__Directions__. Using the listing below, extract each line that has the word "period" in it.

__Chart and figure data__.
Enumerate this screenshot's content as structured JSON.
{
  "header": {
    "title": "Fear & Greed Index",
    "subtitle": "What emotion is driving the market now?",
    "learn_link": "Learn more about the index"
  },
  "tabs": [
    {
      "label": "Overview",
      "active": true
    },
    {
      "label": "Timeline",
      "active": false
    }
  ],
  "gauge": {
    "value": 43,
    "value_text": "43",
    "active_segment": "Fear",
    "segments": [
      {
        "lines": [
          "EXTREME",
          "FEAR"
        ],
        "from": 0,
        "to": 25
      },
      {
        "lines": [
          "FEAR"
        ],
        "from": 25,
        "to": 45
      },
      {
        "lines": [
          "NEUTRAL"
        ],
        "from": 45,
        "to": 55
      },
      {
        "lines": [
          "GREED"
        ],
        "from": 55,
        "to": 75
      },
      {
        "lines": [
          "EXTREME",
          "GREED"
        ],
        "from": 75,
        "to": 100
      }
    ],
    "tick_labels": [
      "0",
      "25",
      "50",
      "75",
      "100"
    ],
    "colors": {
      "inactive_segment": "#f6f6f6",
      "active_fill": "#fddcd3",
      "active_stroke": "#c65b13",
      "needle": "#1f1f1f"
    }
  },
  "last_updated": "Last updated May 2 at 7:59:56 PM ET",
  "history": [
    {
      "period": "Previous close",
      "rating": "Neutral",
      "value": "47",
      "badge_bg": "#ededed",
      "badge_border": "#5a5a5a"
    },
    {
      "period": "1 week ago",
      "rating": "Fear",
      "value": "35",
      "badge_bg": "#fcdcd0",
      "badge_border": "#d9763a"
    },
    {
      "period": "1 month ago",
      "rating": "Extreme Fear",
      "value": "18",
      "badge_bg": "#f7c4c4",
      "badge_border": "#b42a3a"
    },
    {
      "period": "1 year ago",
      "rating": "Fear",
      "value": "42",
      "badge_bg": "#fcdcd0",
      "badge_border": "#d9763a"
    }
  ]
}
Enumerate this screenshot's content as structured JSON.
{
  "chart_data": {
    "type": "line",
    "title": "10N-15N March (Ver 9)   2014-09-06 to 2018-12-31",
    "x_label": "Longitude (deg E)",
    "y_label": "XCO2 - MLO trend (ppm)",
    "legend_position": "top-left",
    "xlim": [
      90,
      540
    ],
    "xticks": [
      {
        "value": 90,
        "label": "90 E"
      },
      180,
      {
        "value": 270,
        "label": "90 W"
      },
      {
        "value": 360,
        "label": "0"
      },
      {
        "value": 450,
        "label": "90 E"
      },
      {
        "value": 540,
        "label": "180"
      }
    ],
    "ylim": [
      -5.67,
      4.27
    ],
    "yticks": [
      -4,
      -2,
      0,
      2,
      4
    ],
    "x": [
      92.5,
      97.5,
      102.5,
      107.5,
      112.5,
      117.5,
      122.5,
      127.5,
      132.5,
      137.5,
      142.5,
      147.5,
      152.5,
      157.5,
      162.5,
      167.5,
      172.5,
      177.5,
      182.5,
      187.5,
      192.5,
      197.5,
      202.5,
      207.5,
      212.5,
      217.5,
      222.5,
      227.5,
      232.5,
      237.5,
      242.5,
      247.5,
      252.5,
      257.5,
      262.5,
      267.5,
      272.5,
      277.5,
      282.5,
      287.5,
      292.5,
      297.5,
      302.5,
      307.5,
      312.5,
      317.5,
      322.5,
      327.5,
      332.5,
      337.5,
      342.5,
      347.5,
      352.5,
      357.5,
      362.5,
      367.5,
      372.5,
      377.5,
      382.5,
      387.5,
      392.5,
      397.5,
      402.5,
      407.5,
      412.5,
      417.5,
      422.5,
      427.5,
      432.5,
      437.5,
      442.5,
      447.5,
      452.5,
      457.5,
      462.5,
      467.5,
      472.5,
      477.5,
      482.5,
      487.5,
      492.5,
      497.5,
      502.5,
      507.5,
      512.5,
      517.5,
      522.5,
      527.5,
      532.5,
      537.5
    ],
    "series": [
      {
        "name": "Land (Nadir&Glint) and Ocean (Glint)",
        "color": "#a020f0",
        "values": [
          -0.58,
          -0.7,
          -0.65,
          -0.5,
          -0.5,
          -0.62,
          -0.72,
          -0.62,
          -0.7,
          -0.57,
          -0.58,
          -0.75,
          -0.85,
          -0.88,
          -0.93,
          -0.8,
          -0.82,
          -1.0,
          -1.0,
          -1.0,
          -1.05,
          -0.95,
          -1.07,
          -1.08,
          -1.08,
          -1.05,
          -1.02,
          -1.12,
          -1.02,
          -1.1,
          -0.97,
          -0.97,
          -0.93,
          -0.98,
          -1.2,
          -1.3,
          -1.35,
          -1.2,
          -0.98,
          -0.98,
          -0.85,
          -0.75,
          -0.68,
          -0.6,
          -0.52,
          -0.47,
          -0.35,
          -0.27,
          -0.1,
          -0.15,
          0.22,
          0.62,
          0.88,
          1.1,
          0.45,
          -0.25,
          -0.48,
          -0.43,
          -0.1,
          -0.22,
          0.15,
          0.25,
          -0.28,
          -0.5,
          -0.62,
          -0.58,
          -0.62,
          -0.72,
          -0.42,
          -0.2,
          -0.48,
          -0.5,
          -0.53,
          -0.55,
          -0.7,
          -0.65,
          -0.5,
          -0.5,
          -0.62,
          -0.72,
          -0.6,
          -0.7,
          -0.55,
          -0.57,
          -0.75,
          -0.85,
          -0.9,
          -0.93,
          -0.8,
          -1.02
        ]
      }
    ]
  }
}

__Correct result__.
      "period": "Previous close",
      "period": "1 week ago",
      "period": "1 month ago",
      "period": "1 year ago",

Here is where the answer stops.